## [Exercise requirements]
The data below needs to be returned exactly, line for line.

^^^^

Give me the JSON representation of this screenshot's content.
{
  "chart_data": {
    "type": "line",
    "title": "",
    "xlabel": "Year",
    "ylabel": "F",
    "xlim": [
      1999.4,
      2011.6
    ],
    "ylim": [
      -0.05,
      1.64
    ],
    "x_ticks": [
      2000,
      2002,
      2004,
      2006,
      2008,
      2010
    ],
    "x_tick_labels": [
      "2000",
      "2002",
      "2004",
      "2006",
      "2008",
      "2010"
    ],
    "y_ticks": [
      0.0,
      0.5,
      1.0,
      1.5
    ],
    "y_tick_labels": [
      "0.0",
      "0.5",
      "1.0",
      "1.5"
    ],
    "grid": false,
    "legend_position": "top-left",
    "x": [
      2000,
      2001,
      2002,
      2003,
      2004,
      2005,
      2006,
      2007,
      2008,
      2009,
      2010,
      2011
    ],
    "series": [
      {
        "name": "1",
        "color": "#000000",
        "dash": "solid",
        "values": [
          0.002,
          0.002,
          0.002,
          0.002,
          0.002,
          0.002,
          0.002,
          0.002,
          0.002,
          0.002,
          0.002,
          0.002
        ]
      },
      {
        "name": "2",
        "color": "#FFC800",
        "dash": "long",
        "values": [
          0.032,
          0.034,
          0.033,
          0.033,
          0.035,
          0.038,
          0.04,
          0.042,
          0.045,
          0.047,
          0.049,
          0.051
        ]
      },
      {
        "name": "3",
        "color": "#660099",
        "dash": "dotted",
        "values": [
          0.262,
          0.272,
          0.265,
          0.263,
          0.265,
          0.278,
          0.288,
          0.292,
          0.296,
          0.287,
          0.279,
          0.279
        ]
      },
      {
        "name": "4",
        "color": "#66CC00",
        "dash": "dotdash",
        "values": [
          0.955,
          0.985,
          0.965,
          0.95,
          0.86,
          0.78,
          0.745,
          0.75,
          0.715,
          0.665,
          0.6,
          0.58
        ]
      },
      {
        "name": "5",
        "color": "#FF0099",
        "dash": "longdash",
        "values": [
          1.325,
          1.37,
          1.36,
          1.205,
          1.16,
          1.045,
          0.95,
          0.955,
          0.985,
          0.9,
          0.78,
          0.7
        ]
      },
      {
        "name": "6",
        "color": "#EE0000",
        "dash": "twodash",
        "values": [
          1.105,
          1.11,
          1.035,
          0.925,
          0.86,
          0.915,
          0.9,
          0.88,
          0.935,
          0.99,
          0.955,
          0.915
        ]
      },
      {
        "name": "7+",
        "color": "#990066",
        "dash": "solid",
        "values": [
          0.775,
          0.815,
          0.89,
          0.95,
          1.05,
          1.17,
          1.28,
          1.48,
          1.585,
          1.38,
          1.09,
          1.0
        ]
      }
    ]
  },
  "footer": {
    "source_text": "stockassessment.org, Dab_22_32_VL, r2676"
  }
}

^^^^

## [Expected output]
Give me the JSON representation of this screenshot's content.
{
  "chart_data": {
    "type": "line",
    "title": "",
    "xlabel": "Year",
    "ylabel": "F",
    "xlim": [
      1999.4,
      2011.6
    ],
    "ylim": [
      -0.05,
      1.64
    ],
    "x_ticks": [
      2000,
      2002,
      2004,
      2006,
      2008,
      2010
    ],
    "x_tick_labels": [
      "2000",
      "2002",
      "2004",
      "2006",
      "2008",
      "2010"
    ],
    "y_ticks": [
      0.0,
      0.5,
      1.0,
      1.5
    ],
    "y_tick_labels": [
      "0.0",
      "0.5",
      "1.0",
      "1.5"
    ],
    "grid": false,
    "legend_position": "top-left",
    "x": [
      2000,
      2001,
      2002,
      2003,
      2004,
      2005,
      2006,
      2007,
      2008,
      2009,
      2010,
      2011
    ],
    "series": [
      {
        "name": "1",
        "color": "#000000",
        "dash": "solid",
        "values": [
          0.002,
          0.002,
          0.002,
          0.002,
          0.002,
          0.002,
          0.002,
          0.002,
          0.002,
          0.002,
          0.002,
          0.002
        ]
      },
      {
        "name": "2",
        "color": "#FFC800",
        "dash": "long",
        "values": [
          0.032,
          0.034,
          0.033,
          0.033,
          0.035,
          0.038,
          0.04,
          0.042,
          0.045,
          0.047,
          0.049,
          0.051
        ]
      },
      {
        "name": "3",
        "color": "#660099",
        "dash": "dotted",
        "values": [
          0.262,
          0.272,
          0.265,
          0.263,
          0.265,
          0.278,
          0.288,
          0.292,
          0.296,
          0.287,
          0.279,
          0.279
        ]
      },
      {
        "name": "4",
        "color": "#66CC00",
        "dash": "dotdash",
        "values": [
          0.955,
          0.985,
          0.965,
          0.95,
          0.86,
          0.78,
          0.745,
          0.75,
          0.715,
          0.665,
          0.6,
          0.58
        ]
      },
      {
        "name": "5",
        "color": "#FF0099",
        "dash": "longdash",
        "values": [
          1.325,
          1.37,
          1.36,
          1.205,
          1.16,
          1.045,
          0.95,
          0.955,
          0.985,
          0.9,
          0.78,
          0.7
        ]
      },
      {
        "name": "6",
        "color": "#EE0000",
        "dash": "twodash",
        "values": [
          1.105,
          1.11,
          1.035,
          0.925,
          0.86,
          0.915,
          0.9,
          0.88,
          0.935,
          0.99,
          0.955,
          0.915
        ]
      },
      {
        "name": "7+",
        "color": "#990066",
        "dash": "solid",
        "values": [
          0.775,
          0.815,
          0.89,
          0.95,
          1.05,
          1.17,
          1.28,
          1.48,
          1.585,
          1.38,
          1.09,
          1.0
        ]
      }
    ]
  },
  "footer": {
    "source_text": "stockassessment.org, Dab_22_32_VL, r2676"
  }
}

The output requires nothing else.